INSTRUCTIONS FOR THE TASK: Copy out the entries below precisely; nothing is to be omitted.

## begin DATASET ENTRIES

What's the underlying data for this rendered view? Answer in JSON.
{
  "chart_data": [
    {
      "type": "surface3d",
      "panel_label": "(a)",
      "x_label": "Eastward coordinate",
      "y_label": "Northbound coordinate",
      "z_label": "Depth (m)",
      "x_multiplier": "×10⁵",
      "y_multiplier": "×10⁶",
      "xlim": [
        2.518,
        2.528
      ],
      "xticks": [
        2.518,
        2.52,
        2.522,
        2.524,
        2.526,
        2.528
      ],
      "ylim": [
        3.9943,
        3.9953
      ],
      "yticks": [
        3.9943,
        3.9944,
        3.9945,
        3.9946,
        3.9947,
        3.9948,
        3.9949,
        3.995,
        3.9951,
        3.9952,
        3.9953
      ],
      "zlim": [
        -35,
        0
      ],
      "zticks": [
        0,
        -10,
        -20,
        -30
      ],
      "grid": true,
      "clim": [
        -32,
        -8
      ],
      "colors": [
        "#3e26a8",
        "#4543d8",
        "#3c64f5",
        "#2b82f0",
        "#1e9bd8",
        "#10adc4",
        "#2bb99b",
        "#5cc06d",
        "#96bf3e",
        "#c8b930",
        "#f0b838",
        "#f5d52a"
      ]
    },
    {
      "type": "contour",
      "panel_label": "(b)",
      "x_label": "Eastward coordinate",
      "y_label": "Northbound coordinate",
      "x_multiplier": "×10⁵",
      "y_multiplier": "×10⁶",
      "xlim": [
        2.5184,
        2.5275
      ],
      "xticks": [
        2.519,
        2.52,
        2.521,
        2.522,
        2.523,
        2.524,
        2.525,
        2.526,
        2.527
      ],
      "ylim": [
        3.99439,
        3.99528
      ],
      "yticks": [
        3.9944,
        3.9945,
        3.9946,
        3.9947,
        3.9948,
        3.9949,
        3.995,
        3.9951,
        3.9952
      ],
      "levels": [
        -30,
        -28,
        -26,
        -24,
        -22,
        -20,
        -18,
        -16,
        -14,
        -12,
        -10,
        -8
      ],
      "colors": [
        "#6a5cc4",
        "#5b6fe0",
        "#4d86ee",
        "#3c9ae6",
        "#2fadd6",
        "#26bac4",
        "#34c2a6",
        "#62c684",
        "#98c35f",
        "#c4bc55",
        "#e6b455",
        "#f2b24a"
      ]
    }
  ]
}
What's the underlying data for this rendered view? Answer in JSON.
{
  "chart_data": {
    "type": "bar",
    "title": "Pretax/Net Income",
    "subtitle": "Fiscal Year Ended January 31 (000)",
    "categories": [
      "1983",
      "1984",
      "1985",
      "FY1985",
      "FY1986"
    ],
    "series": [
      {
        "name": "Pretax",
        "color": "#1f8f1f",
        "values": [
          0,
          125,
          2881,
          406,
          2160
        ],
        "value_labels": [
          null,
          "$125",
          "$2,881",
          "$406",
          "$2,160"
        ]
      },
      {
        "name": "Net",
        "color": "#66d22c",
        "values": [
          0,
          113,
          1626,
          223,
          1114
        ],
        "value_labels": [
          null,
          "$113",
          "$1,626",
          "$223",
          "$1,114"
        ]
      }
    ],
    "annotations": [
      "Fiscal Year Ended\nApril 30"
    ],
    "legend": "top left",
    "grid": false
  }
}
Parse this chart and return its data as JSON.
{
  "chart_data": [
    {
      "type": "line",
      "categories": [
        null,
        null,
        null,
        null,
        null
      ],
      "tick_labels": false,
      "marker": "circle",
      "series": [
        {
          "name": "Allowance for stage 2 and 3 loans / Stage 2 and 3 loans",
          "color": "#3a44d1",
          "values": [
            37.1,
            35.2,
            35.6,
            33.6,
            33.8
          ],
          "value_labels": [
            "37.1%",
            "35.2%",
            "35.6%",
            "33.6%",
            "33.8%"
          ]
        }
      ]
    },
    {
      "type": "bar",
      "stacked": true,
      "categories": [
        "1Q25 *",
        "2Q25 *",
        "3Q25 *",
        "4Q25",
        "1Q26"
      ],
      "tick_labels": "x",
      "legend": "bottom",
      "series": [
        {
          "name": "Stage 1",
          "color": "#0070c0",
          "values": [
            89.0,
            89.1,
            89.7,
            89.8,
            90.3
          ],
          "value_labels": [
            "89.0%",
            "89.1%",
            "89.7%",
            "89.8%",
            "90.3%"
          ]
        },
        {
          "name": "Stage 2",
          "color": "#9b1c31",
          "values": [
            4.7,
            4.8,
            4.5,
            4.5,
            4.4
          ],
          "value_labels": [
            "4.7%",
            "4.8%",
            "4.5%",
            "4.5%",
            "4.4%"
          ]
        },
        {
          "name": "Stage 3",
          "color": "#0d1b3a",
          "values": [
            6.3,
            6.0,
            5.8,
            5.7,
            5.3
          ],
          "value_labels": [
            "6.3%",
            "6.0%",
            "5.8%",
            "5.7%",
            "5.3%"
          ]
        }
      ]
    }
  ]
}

## end DATASET ENTRIES

SOLUTION:
What's the underlying data for this rendered view? Answer in JSON.
{
  "chart_data": [
    {
      "type": "surface3d",
      "panel_label": "(a)",
      "x_label": "Eastward coordinate",
      "y_label": "Northbound coordinate",
      "z_label": "Depth (m)",
      "x_multiplier": "×10⁵",
      "y_multiplier": "×10⁶",
      "xlim": [
        2.518,
        2.528
      ],
      "xticks": [
        2.518,
        2.52,
        2.522,
        2.524,
        2.526,
        2.528
      ],
      "ylim": [
        3.9943,
        3.9953
      ],
      "yticks": [
        3.9943,
        3.9944,
        3.9945,
        3.9946,
        3.9947,
        3.9948,
        3.9949,
        3.995,
        3.9951,
        3.9952,
        3.9953
      ],
      "zlim": [
        -35,
        0
      ],
      "zticks": [
        0,
        -10,
        -20,
        -30
      ],
      "grid": true,
      "clim": [
        -32,
        -8
      ],
      "colors": [
        "#3e26a8",
        "#4543d8",
        "#3c64f5",
        "#2b82f0",
        "#1e9bd8",
        "#10adc4",
        "#2bb99b",
        "#5cc06d",
        "#96bf3e",
        "#c8b930",
        "#f0b838",
        "#f5d52a"
      ]
    },
    {
      "type": "contour",
      "panel_label": "(b)",
      "x_label": "Eastward coordinate",
      "y_label": "Northbound coordinate",
      "x_multiplier": "×10⁵",
      "y_multiplier": "×10⁶",
      "xlim": [
        2.5184,
        2.5275
      ],
      "xticks": [
        2.519,
        2.52,
        2.521,
        2.522,
        2.523,
        2.524,
        2.525,
        2.526,
        2.527
      ],
      "ylim": [
        3.99439,
        3.99528
      ],
      "yticks": [
        3.9944,
        3.9945,
        3.9946,
        3.9947,
        3.9948,
        3.9949,
        3.995,
        3.9951,
        3.9952
      ],
      "levels": [
        -30,
        -28,
        -26,
        -24,
        -22,
        -20,
        -18,
        -16,
        -14,
        -12,
        -10,
        -8
      ],
      "colors": [
        "#6a5cc4",
        "#5b6fe0",
        "#4d86ee",
        "#3c9ae6",
        "#2fadd6",
        "#26bac4",
        "#34c2a6",
        "#62c684",
        "#98c35f",
        "#c4bc55",
        "#e6b455",
        "#f2b24a"
      ]
    }
  ]
}
What's the underlying data for this rendered view? Answer in JSON.
{
  "chart_data": {
    "type": "bar",
    "title": "Pretax/Net Income",
    "subtitle": "Fiscal Year Ended January 31 (000)",
    "categories": [
      "1983",
      "1984",
      "1985",
      "FY1985",
      "FY1986"
    ],
    "series": [
      {
        "name": "Pretax",
        "color": "#1f8f1f",
        "values": [
          0,
          125,
          2881,
          406,
          2160
        ],
        "value_labels": [
          null,
          "$125",
          "$2,881",
          "$406",
          "$2,160"
        ]
      },
      {
        "name": "Net",
        "color": "#66d22c",
        "values": [
          0,
          113,
          1626,
          223,
          1114
        ],
        "value_labels": [
          null,
          "$113",
          "$1,626",
          "$223",
          "$1,114"
        ]
      }
    ],
    "annotations": [
      "Fiscal Year Ended\nApril 30"
    ],
    "legend": "top left",
    "grid": false
  }
}
Parse this chart and return its data as JSON.
{
  "chart_data": [
    {
      "type": "line",
      "categories": [
        null,
        null,
        null,
        null,
        null
      ],
      "tick_labels": false,
      "marker": "circle",
      "series": [
        {
          "name": "Allowance for stage 2 and 3 loans / Stage 2 and 3 loans",
          "color": "#3a44d1",
          "values": [
            37.1,
            35.2,
            35.6,
            33.6,
            33.8
          ],
          "value_labels": [
            "37.1%",
            "35.2%",
            "35.6%",
            "33.6%",
            "33.8%"
          ]
        }
      ]
    },
    {
      "type": "bar",
      "stacked": true,
      "categories": [
        "1Q25 *",
        "2Q25 *",
        "3Q25 *",
        "4Q25",
        "1Q26"
      ],
      "tick_labels": "x",
      "legend": "bottom",
      "series": [
        {
          "name": "Stage 1",
          "color": "#0070c0",
          "values": [
            89.0,
            89.1,
            89.7,
            89.8,
            90.3
          ],
          "value_labels": [
            "89.0%",
            "89.1%",
            "89.7%",
            "89.8%",
            "90.3%"
          ]
        },
        {
          "name": "Stage 2",
          "color": "#9b1c31",
          "values": [
            4.7,
            4.8,
            4.5,
            4.5,
            4.4
          ],
          "value_labels": [
            "4.7%",
            "4.8%",
            "4.5%",
            "4.5%",
            "4.4%"
          ]
        },
        {
          "name": "Stage 3",
          "color": "#0d1b3a",
          "values": [
            6.3,
            6.0,
            5.8,
            5.7,
            5.3
          ],
          "value_labels": [
            "6.3%",
            "6.0%",
            "5.8%",
            "5.7%",
            "5.3%"
          ]
        }
      ]
    }
  ]
}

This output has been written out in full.